## Exercise:
Provide an exact reproduction of every entry.

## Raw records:
>> Start

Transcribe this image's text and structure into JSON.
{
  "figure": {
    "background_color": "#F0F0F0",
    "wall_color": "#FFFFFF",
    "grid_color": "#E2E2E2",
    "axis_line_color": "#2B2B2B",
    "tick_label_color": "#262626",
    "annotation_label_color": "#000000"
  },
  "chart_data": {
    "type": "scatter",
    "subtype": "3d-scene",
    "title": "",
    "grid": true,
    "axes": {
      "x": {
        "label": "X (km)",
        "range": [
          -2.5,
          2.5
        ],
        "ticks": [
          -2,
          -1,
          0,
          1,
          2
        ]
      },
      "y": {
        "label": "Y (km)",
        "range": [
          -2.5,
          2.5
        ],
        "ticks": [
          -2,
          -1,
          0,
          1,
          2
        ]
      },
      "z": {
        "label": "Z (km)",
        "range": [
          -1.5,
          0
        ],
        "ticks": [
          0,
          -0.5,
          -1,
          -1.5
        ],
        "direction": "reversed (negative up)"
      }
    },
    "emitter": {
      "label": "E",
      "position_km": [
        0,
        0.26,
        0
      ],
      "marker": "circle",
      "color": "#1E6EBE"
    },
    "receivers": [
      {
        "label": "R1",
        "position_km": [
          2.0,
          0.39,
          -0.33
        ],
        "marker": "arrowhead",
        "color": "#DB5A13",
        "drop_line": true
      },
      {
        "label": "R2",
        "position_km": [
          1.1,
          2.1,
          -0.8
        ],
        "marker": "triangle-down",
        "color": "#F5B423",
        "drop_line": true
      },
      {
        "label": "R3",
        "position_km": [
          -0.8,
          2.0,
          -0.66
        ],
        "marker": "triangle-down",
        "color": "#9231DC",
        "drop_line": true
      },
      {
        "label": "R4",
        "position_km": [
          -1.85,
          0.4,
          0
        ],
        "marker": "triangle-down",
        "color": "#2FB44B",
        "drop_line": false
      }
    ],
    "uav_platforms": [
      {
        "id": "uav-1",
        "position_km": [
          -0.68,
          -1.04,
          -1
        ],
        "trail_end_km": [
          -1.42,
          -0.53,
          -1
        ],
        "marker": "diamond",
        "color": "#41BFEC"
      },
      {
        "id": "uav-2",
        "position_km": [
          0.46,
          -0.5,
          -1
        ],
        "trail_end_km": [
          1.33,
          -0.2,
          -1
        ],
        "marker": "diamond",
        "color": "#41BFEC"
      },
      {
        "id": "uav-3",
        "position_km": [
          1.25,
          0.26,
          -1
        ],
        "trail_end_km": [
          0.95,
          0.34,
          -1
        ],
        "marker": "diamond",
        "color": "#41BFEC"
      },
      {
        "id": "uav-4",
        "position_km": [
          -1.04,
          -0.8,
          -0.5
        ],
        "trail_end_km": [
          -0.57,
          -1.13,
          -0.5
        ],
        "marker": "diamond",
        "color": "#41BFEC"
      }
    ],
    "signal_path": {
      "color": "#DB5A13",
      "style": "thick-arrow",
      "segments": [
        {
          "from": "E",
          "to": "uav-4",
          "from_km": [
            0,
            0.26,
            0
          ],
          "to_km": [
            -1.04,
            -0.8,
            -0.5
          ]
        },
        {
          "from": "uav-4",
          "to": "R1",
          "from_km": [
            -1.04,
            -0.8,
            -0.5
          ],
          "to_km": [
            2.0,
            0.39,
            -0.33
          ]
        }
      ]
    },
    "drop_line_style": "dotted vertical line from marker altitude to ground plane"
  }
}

>> End

## Correct response:
Transcribe this image's text and structure into JSON.
{
  "figure": {
    "background_color": "#F0F0F0",
    "wall_color": "#FFFFFF",
    "grid_color": "#E2E2E2",
    "axis_line_color": "#2B2B2B",
    "tick_label_color": "#262626",
    "annotation_label_color": "#000000"
  },
  "chart_data": {
    "type": "scatter",
    "subtype": "3d-scene",
    "title": "",
    "grid": true,
    "axes": {
      "x": {
        "label": "X (km)",
        "range": [
          -2.5,
          2.5
        ],
        "ticks": [
          -2,
          -1,
          0,
          1,
          2
        ]
      },
      "y": {
        "label": "Y (km)",
        "range": [
          -2.5,
          2.5
        ],
        "ticks": [
          -2,
          -1,
          0,
          1,
          2
        ]
      },
      "z": {
        "label": "Z (km)",
        "range": [
          -1.5,
          0
        ],
        "ticks": [
          0,
          -0.5,
          -1,
          -1.5
        ],
        "direction": "reversed (negative up)"
      }
    },
    "emitter": {
      "label": "E",
      "position_km": [
        0,
        0.26,
        0
      ],
      "marker": "circle",
      "color": "#1E6EBE"
    },
    "receivers": [
      {
        "label": "R1",
        "position_km": [
          2.0,
          0.39,
          -0.33
        ],
        "marker": "arrowhead",
        "color": "#DB5A13",
        "drop_line": true
      },
      {
        "label": "R2",
        "position_km": [
          1.1,
          2.1,
          -0.8
        ],
        "marker": "triangle-down",
        "color": "#F5B423",
        "drop_line": true
      },
      {
        "label": "R3",
        "position_km": [
          -0.8,
          2.0,
          -0.66
        ],
        "marker": "triangle-down",
        "color": "#9231DC",
        "drop_line": true
      },
      {
        "label": "R4",
        "position_km": [
          -1.85,
          0.4,
          0
        ],
        "marker": "triangle-down",
        "color": "#2FB44B",
        "drop_line": false
      }
    ],
    "uav_platforms": [
      {
        "id": "uav-1",
        "position_km": [
          -0.68,
          -1.04,
          -1
        ],
        "trail_end_km": [
          -1.42,
          -0.53,
          -1
        ],
        "marker": "diamond",
        "color": "#41BFEC"
      },
      {
        "id": "uav-2",
        "position_km": [
          0.46,
          -0.5,
          -1
        ],
        "trail_end_km": [
          1.33,
          -0.2,
          -1
        ],
        "marker": "diamond",
        "color": "#41BFEC"
      },
      {
        "id": "uav-3",
        "position_km": [
          1.25,
          0.26,
          -1
        ],
        "trail_end_km": [
          0.95,
          0.34,
          -1
        ],
        "marker": "diamond",
        "color": "#41BFEC"
      },
      {
        "id": "uav-4",
        "position_km": [
          -1.04,
          -0.8,
          -0.5
        ],
        "trail_end_km": [
          -0.57,
          -1.13,
          -0.5
        ],
        "marker": "diamond",
        "color": "#41BFEC"
      }
    ],
    "signal_path": {
      "color": "#DB5A13",
      "style": "thick-arrow",
      "segments": [
        {
          "from": "E",
          "to": "uav-4",
          "from_km": [
            0,
            0.26,
            0
          ],
          "to_km": [
            -1.04,
            -0.8,
            -0.5
          ]
        },
        {
          "from": "uav-4",
          "to": "R1",
          "from_km": [
            -1.04,
            -0.8,
            -0.5
          ],
          "to_km": [
            2.0,
            0.39,
            -0.33
          ]
        }
      ]
    },
    "drop_line_style": "dotted vertical line from marker altitude to ground plane"
  }
}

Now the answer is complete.